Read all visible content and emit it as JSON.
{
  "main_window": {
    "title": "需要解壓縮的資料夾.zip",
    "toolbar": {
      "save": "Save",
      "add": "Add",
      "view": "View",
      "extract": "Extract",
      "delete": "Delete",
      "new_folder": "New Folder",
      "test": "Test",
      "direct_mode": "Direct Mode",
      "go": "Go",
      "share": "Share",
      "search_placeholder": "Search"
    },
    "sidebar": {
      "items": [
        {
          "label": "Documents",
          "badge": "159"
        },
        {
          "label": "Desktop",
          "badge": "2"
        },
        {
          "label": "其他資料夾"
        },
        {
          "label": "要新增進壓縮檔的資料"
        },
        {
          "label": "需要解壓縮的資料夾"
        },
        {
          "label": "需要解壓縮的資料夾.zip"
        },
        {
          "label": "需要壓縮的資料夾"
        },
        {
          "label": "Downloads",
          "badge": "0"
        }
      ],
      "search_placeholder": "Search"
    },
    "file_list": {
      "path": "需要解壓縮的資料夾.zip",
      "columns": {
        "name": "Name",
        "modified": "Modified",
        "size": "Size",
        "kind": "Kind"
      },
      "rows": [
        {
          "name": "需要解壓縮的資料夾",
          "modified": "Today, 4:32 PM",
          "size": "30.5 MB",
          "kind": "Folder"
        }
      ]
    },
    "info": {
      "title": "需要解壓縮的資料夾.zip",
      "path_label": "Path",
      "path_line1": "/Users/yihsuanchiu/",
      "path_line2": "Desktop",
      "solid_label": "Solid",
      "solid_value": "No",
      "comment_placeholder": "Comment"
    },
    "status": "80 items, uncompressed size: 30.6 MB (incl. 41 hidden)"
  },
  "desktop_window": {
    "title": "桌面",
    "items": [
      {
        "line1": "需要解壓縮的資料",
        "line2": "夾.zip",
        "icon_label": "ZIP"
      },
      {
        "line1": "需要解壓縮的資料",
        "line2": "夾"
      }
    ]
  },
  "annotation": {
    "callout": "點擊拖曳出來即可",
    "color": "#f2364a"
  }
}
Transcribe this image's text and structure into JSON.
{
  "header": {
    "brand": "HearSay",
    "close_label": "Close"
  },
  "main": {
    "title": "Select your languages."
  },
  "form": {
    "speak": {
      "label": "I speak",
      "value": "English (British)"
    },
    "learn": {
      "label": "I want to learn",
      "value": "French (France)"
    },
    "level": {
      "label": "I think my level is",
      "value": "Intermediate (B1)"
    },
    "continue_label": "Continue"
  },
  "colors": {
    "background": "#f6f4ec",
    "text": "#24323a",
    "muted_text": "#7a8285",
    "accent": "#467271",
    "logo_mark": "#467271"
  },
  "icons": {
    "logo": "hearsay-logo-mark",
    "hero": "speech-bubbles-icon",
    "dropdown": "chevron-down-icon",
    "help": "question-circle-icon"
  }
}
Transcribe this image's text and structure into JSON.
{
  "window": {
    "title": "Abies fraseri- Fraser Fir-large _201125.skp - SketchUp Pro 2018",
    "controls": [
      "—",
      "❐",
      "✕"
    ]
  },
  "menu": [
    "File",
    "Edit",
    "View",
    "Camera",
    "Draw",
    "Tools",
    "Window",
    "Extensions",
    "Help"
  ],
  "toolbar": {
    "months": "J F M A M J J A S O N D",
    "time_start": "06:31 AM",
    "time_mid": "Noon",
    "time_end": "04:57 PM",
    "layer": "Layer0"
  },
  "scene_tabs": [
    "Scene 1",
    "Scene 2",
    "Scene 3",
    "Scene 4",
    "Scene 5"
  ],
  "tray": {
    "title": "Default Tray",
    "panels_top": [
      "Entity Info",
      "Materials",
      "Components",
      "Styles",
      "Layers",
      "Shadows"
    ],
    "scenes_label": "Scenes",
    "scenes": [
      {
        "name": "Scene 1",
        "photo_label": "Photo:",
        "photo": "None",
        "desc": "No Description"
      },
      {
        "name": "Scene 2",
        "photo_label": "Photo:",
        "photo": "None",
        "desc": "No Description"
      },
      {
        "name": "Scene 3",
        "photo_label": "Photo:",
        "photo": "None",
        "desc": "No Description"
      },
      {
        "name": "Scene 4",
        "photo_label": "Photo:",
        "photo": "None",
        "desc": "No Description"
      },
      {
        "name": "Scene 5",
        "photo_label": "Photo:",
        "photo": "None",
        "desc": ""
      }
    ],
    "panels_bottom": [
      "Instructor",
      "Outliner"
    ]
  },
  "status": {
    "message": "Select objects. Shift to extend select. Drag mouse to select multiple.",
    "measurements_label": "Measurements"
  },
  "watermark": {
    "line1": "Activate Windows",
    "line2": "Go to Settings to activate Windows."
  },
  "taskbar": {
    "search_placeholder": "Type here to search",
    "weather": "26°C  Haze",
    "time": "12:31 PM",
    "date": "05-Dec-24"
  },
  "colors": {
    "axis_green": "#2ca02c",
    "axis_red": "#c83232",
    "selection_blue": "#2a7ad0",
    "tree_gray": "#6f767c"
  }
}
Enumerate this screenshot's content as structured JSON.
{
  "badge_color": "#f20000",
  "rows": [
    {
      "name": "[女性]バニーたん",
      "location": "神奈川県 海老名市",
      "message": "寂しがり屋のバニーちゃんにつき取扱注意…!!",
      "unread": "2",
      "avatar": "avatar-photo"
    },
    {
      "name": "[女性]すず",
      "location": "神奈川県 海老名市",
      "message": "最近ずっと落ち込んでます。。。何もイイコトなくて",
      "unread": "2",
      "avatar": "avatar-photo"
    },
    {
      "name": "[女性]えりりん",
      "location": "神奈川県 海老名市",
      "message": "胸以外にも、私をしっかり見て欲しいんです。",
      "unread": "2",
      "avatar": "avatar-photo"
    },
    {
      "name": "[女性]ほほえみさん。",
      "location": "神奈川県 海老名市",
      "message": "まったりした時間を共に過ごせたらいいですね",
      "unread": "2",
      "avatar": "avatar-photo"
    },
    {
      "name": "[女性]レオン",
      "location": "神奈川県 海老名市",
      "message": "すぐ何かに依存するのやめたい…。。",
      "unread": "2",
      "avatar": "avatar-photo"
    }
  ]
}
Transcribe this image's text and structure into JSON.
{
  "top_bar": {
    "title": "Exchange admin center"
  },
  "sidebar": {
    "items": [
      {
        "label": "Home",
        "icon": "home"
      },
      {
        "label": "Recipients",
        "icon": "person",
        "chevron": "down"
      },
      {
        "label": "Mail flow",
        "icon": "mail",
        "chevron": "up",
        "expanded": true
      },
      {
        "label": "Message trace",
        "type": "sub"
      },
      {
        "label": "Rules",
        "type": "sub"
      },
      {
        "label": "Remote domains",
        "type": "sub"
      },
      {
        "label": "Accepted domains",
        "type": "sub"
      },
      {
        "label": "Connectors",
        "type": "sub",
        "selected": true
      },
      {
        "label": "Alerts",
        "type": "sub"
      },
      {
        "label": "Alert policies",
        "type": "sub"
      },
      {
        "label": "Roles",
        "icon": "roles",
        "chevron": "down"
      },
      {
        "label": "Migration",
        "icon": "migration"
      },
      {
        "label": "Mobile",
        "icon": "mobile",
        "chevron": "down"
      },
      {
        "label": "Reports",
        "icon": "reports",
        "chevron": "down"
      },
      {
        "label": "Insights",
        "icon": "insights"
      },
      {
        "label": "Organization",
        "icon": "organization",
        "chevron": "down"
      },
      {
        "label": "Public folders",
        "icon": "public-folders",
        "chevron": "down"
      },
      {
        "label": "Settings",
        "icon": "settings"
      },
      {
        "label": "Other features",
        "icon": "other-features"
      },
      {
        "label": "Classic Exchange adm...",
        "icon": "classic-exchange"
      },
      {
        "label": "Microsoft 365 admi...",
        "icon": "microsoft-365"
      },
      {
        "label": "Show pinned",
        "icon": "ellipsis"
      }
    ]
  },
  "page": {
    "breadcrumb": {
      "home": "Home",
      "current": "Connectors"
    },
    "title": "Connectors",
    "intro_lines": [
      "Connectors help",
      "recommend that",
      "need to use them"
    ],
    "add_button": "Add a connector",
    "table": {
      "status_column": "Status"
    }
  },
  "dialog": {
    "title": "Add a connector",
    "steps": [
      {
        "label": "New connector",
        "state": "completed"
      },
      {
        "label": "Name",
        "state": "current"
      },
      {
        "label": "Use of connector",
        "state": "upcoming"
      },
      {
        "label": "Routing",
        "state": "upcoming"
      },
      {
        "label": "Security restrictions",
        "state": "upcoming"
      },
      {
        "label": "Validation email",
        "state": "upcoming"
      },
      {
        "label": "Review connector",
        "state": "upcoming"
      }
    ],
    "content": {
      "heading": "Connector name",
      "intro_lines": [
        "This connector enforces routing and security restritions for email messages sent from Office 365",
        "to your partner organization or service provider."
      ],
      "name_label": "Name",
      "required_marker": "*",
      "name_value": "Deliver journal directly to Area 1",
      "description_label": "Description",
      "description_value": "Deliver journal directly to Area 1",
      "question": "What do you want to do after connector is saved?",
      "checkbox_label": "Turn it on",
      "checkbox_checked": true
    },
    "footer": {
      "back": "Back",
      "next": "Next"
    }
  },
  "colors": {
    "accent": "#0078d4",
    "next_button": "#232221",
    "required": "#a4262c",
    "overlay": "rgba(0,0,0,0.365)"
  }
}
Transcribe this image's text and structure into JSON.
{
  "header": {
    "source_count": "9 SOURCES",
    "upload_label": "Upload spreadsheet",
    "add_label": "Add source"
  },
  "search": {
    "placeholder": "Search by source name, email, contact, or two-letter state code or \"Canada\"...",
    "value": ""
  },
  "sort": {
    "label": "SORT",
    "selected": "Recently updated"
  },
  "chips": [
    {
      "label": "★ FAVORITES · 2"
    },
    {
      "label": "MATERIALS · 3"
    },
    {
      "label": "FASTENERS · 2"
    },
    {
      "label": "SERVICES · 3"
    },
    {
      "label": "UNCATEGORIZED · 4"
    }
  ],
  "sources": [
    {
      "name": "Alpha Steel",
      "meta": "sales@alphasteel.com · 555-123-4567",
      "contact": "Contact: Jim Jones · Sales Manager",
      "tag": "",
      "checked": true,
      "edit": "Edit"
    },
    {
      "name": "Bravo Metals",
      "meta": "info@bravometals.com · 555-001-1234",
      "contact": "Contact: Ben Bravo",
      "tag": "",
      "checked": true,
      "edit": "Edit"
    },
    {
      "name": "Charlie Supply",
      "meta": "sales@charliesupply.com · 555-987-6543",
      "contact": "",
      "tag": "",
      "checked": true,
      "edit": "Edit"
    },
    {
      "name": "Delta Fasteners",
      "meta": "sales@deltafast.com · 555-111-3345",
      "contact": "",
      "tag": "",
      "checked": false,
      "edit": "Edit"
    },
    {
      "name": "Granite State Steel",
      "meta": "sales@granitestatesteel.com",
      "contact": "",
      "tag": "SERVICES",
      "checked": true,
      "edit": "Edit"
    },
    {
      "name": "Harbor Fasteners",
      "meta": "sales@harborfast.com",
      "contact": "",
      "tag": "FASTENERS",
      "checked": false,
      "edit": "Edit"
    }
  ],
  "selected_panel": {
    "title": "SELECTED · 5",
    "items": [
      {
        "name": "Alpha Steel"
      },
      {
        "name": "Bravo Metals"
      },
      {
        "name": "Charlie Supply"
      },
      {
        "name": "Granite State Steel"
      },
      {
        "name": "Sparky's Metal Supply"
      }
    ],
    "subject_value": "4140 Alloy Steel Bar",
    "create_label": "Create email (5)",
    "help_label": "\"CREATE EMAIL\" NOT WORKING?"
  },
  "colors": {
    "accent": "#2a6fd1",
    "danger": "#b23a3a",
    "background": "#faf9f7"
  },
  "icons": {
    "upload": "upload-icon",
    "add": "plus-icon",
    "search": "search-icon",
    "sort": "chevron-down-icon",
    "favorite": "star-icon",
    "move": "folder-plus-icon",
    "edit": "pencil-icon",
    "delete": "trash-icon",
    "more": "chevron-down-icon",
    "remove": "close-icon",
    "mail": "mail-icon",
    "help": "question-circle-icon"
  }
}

——

INSTRUCTION
Report how many lines above hold the string "Area", giving nothing but the number.

SOLUTION FOR THIS EXERCISE
2